A run of records:

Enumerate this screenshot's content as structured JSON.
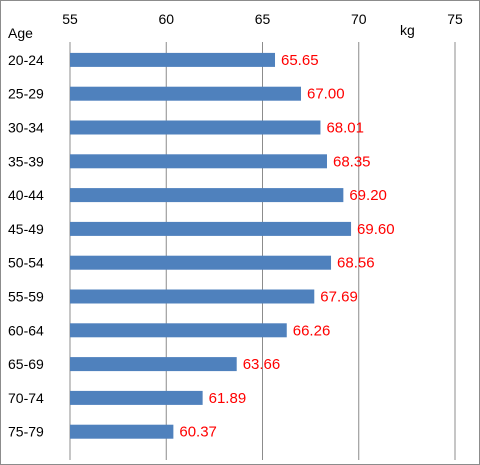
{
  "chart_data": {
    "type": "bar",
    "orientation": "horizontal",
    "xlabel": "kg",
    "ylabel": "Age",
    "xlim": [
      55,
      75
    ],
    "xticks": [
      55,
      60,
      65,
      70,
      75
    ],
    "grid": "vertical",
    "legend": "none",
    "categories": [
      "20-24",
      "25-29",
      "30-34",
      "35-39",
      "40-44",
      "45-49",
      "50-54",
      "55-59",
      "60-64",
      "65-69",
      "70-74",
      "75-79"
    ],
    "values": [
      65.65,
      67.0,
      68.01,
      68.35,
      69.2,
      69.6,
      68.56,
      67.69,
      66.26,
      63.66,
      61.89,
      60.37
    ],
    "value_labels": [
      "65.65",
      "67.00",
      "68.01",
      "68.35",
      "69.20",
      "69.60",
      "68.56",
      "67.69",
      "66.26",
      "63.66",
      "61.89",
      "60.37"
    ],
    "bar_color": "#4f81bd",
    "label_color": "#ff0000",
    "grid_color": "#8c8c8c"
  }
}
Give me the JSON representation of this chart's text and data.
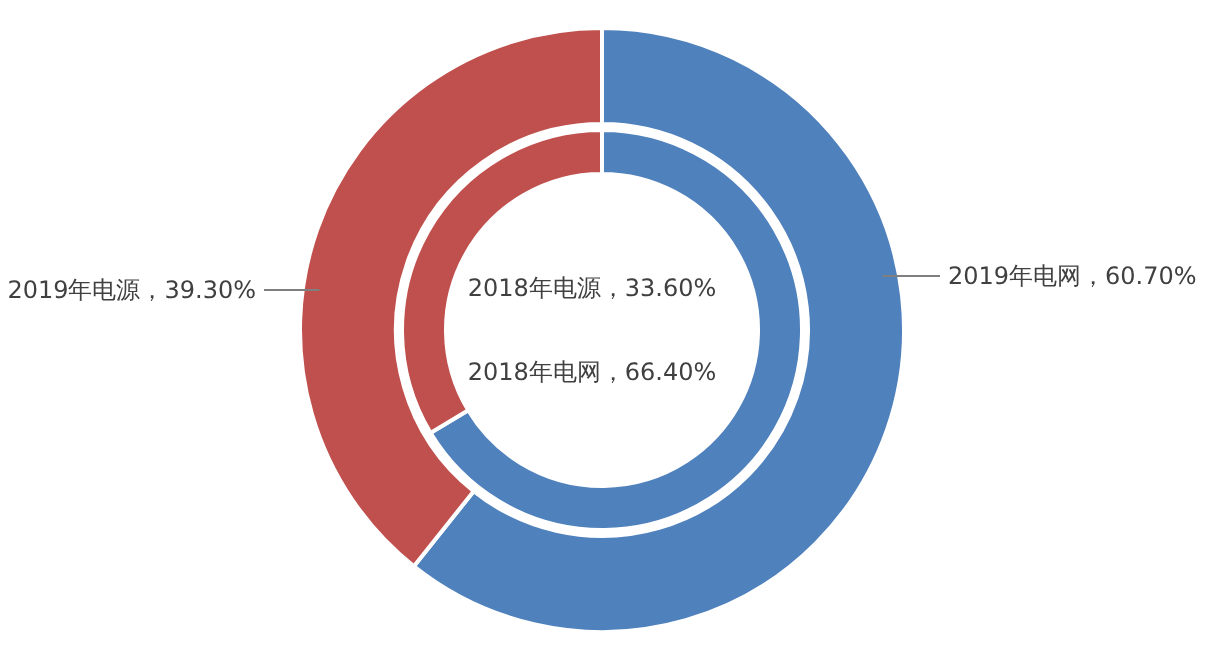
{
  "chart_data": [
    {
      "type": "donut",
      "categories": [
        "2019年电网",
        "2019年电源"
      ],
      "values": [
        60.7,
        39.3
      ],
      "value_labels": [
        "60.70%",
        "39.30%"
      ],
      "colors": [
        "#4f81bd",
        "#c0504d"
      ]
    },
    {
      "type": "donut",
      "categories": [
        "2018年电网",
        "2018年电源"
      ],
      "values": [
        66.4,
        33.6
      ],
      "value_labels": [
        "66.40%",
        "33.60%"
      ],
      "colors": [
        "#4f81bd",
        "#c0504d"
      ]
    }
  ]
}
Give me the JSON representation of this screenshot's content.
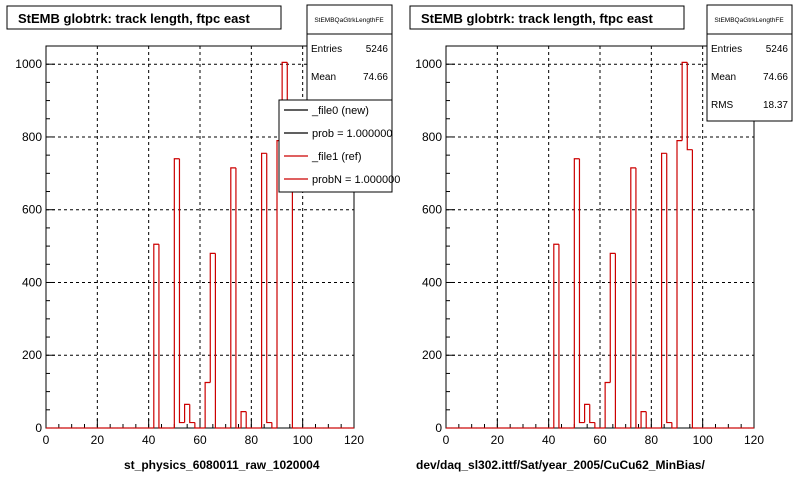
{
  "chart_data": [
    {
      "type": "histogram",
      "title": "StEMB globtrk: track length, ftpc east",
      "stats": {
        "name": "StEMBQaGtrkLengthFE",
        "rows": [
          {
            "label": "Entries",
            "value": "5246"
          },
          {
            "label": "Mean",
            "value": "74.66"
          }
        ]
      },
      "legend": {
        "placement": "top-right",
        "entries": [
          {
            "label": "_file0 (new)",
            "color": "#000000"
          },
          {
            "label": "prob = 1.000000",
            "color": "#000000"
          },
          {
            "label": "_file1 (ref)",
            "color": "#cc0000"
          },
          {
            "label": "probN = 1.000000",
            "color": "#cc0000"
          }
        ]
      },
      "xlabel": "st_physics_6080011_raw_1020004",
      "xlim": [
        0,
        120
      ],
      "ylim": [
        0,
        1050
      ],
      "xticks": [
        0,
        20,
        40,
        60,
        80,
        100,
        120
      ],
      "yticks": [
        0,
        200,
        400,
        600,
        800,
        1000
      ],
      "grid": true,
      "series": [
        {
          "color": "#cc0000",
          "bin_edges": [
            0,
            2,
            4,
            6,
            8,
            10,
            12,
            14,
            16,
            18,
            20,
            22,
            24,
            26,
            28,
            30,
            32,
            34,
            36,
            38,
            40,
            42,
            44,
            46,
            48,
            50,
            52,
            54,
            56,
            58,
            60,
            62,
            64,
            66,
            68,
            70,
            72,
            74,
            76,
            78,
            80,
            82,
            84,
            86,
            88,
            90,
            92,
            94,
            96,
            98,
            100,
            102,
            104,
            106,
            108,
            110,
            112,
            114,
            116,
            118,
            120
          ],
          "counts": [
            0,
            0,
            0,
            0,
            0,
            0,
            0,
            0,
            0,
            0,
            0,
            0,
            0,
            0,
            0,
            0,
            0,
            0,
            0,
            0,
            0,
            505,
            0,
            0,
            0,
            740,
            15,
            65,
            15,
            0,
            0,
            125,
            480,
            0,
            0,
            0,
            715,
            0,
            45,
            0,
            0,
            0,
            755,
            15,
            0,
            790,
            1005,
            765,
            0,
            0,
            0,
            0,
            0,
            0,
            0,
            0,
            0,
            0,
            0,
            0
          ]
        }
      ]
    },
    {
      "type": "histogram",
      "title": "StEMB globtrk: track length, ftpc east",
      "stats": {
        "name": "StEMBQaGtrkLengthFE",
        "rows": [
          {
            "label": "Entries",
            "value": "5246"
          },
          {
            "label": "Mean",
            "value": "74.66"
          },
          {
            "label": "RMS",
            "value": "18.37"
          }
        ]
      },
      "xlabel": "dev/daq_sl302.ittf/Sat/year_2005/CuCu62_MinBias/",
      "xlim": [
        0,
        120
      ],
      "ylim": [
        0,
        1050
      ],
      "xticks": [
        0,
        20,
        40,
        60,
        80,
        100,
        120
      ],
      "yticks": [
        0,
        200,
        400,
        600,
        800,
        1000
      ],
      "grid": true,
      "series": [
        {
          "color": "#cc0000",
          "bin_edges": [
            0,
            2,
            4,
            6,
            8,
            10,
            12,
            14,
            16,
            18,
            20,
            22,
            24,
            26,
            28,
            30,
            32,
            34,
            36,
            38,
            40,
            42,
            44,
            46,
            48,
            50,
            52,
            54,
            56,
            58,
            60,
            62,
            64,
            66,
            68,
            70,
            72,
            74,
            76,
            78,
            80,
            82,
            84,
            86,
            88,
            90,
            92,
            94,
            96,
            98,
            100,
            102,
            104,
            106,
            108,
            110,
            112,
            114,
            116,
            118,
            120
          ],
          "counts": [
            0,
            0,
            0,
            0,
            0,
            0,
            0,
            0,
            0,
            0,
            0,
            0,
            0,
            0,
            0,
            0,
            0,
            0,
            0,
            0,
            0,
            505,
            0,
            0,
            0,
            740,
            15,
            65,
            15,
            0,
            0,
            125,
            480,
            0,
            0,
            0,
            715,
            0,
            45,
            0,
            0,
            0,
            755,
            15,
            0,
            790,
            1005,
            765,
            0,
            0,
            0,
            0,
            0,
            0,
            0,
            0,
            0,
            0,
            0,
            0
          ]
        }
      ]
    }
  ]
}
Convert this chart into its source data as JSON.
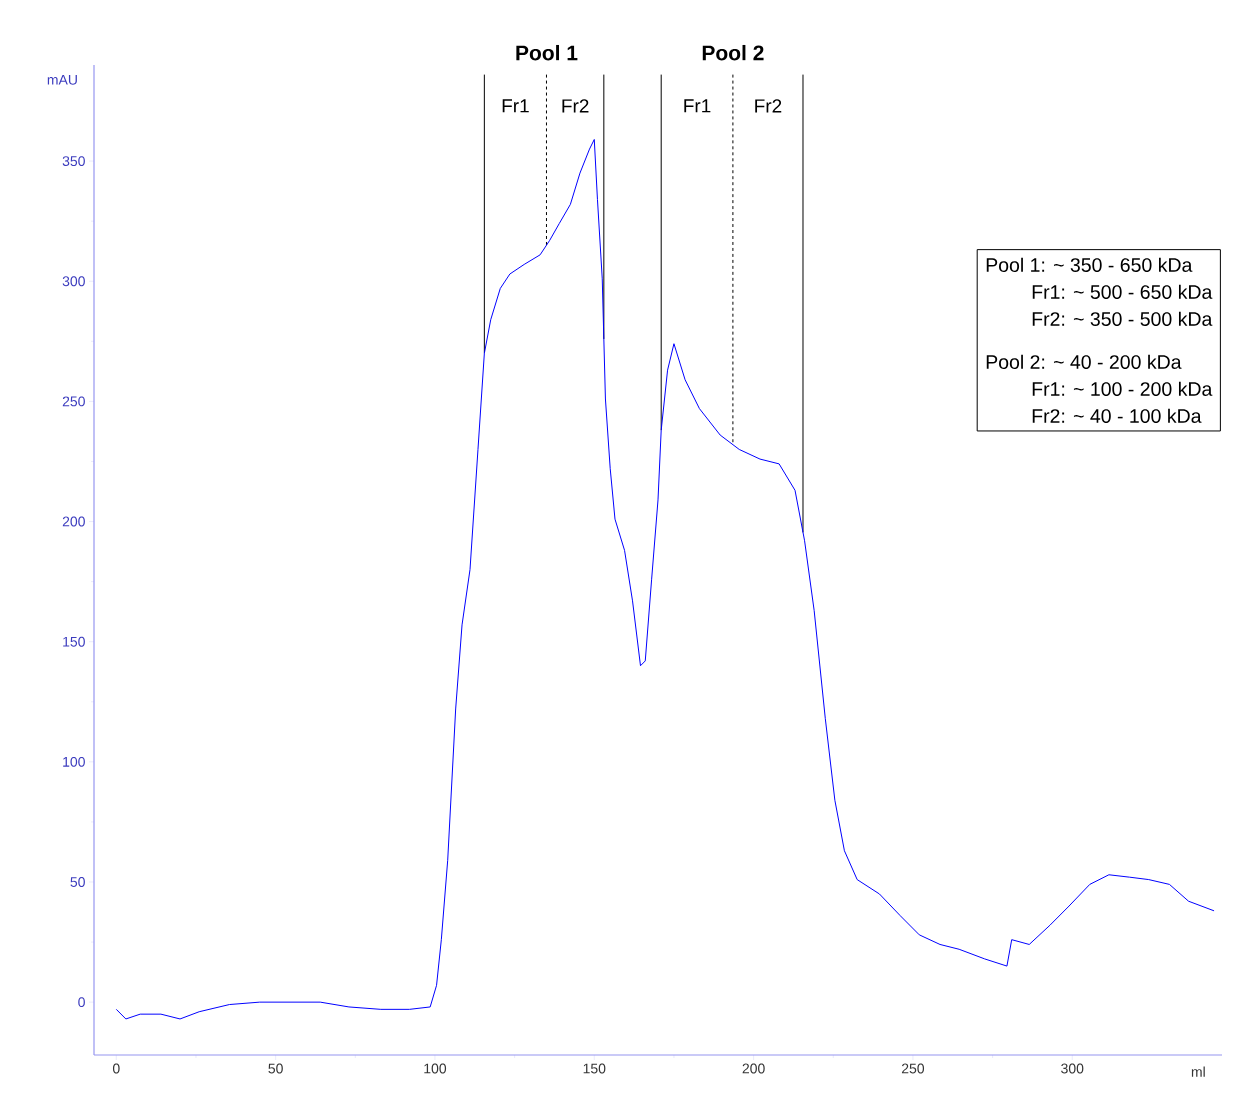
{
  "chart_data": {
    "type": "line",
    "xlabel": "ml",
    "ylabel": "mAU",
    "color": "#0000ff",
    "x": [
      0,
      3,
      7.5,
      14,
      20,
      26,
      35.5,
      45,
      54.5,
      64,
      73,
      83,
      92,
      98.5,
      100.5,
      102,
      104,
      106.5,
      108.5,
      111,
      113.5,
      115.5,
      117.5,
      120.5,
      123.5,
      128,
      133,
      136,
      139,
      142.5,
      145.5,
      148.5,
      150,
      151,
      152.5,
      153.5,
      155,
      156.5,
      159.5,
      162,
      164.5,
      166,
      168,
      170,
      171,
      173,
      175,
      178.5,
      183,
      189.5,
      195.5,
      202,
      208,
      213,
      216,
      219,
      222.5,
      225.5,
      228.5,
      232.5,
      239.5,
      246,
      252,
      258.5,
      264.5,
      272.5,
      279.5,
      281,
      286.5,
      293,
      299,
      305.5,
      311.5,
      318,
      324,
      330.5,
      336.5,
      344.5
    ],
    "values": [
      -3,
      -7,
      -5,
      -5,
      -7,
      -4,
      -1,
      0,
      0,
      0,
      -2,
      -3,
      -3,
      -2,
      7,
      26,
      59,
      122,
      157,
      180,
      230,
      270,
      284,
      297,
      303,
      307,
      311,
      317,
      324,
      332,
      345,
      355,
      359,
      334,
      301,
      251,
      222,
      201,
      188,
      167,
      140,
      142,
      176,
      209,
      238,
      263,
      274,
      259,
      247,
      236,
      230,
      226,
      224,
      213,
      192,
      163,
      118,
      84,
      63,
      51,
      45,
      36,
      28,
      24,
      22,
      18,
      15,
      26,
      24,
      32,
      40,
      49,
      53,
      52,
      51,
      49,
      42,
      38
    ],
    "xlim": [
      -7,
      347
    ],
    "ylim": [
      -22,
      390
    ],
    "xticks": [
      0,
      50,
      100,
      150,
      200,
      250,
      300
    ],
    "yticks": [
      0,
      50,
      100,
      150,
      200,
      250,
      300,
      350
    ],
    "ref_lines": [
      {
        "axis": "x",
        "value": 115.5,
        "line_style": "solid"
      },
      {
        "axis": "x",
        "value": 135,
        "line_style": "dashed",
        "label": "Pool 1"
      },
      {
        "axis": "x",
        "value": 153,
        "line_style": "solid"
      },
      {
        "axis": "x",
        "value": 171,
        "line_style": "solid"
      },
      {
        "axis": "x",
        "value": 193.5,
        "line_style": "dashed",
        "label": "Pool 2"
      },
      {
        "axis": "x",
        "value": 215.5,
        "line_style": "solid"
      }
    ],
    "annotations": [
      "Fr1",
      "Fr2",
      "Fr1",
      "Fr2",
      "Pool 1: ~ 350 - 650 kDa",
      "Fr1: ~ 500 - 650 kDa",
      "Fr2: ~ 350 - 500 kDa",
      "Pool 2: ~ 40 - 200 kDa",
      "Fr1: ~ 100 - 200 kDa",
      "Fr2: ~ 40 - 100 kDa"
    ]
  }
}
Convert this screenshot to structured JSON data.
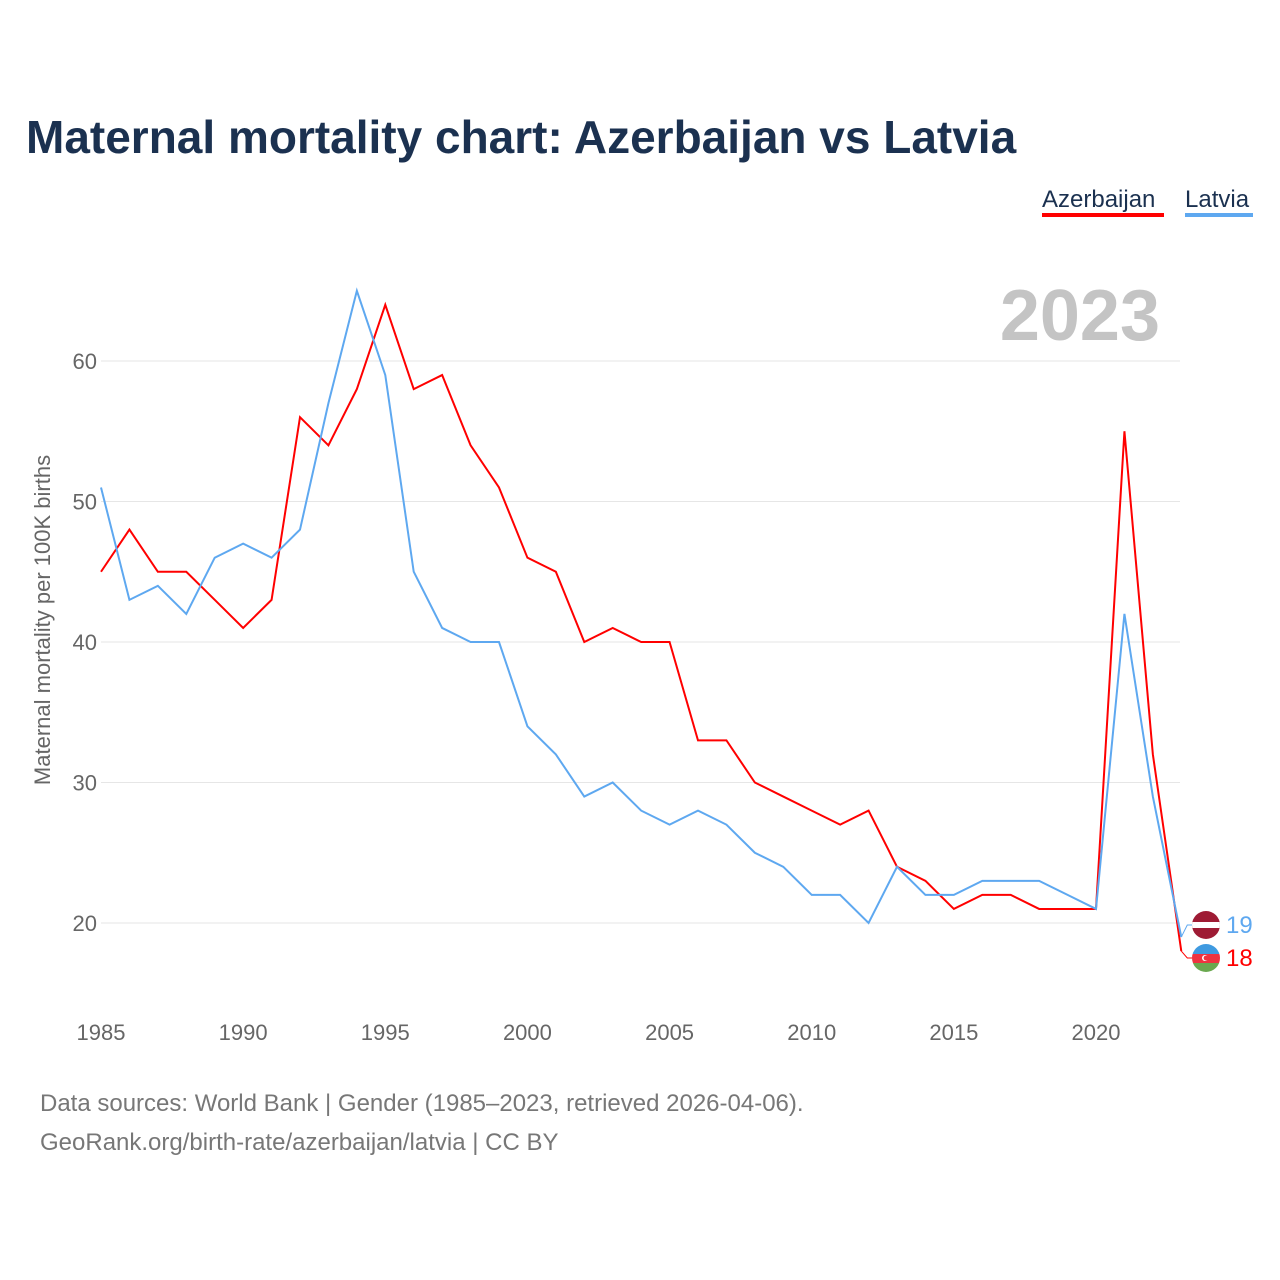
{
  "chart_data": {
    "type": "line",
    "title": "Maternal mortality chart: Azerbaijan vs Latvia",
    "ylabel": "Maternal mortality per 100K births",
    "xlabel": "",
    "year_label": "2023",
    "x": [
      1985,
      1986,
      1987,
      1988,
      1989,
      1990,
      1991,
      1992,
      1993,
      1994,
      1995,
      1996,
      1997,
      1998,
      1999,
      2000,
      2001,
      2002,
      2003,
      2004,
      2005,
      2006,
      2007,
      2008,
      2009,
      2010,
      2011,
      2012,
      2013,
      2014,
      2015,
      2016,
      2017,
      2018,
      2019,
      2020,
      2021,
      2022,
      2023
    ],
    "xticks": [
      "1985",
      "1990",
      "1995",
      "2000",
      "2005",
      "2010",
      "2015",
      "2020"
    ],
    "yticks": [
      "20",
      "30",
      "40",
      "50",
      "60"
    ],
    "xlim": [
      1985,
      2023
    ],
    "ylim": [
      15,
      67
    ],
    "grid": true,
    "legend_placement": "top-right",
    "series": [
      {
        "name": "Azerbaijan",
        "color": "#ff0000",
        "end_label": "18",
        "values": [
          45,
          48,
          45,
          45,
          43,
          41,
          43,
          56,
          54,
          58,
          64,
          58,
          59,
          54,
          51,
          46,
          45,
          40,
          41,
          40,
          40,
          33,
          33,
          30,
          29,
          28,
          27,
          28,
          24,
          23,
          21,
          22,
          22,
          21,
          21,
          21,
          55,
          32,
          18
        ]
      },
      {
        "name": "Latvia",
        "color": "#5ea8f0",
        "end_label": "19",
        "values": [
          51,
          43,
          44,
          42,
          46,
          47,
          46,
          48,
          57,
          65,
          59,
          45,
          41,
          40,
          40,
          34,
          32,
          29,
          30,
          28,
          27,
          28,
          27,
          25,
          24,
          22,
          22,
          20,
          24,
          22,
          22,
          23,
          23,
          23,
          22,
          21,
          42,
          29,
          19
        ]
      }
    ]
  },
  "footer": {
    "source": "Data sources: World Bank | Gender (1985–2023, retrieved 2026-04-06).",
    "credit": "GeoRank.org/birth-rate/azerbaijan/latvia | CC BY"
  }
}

Short task:
Of the lines in this listing, report how many contain the string "JSON", and give the number only.

Answer:
5